# Direction
Work out how many lines hold "label". Give the number and nothing else.

# Extracted material
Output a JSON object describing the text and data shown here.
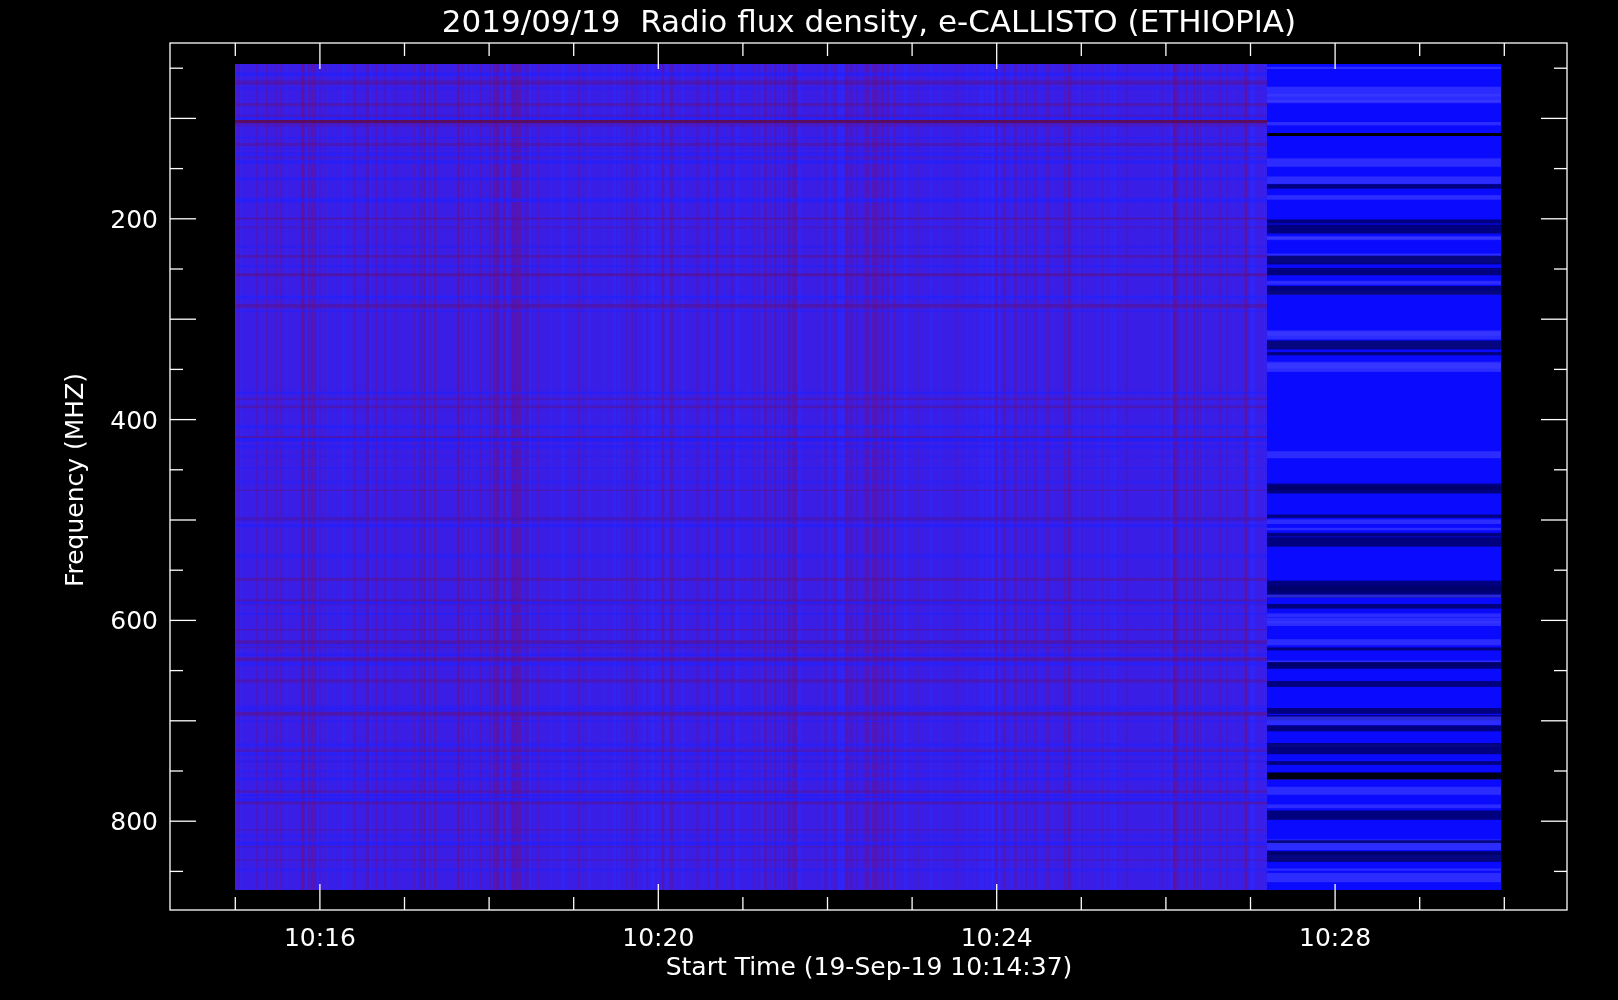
{
  "title": "2019/09/19  Radio flux density, e-CALLISTO (ETHIOPIA)",
  "y_axis": {
    "label": "Frequency (MHZ)",
    "ticks": [
      "200",
      "400",
      "600",
      "800"
    ]
  },
  "x_axis": {
    "label": "Start Time (19-Sep-19 10:14:37)",
    "ticks": [
      "10:16",
      "10:20",
      "10:24",
      "10:28"
    ]
  }
}
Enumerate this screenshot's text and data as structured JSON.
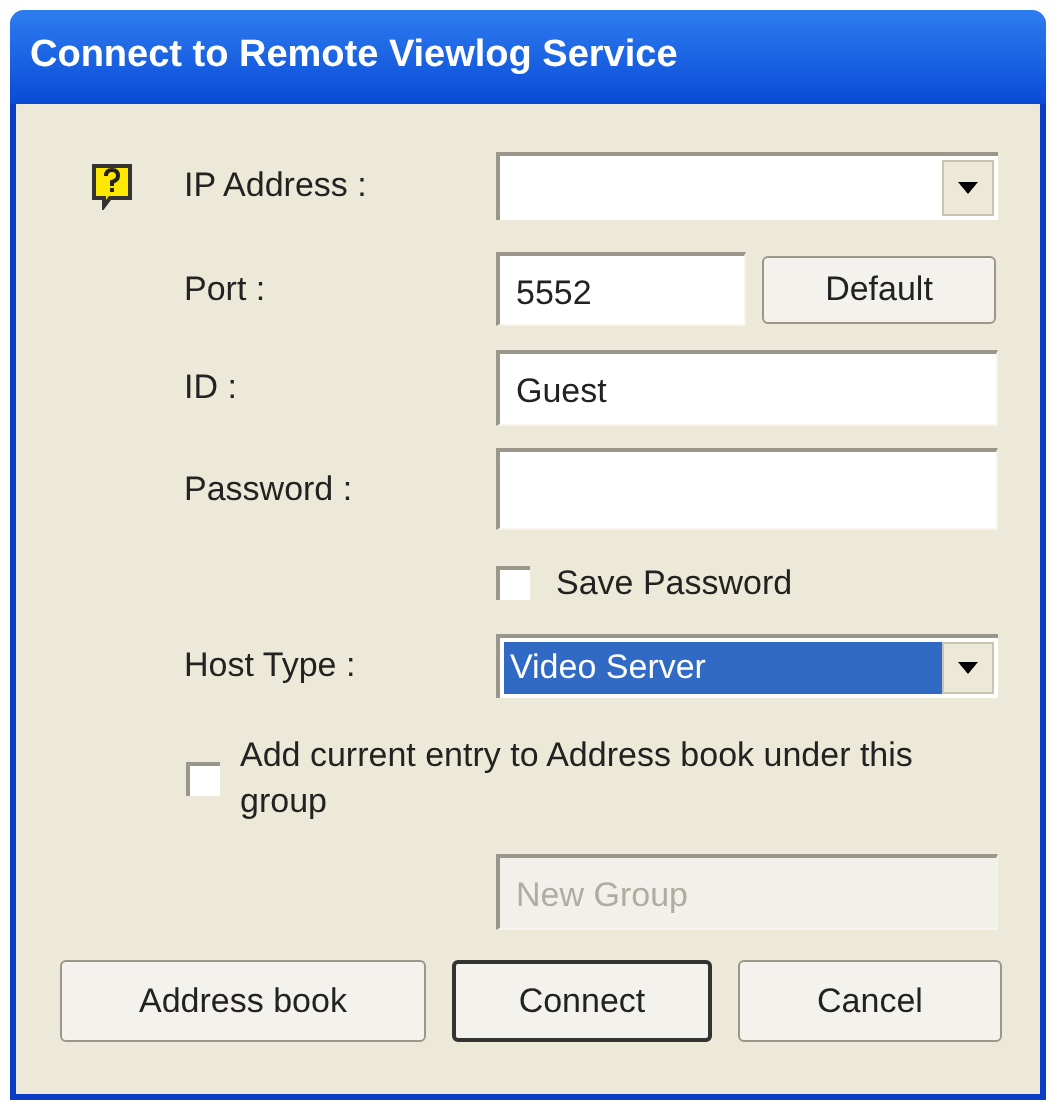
{
  "window": {
    "title": "Connect to Remote Viewlog Service"
  },
  "fields": [
    {
      "kind": "combo",
      "label": "IP Address :",
      "highlighted": false
    },
    {
      "kind": "text",
      "label": "Port :",
      "value": "5552",
      "button": "Default"
    },
    {
      "kind": "text",
      "label": "ID :",
      "value": "Guest"
    },
    {
      "kind": "text",
      "label": "Password :"
    }
  ],
  "save_password": {
    "label": "Save Password",
    "checked": false
  },
  "host_type": {
    "label": "Host Type :",
    "value": "Video Server",
    "highlighted": true
  },
  "add_to_address_book": {
    "label": "Add current entry to Address book under this group",
    "checked": false
  },
  "group_field": {
    "value": "New Group",
    "disabled": true
  },
  "buttons": [
    {
      "label": "Address book",
      "default": false
    },
    {
      "label": "Connect",
      "default": true
    },
    {
      "label": "Cancel",
      "default": false
    }
  ]
}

# Exercise answer
12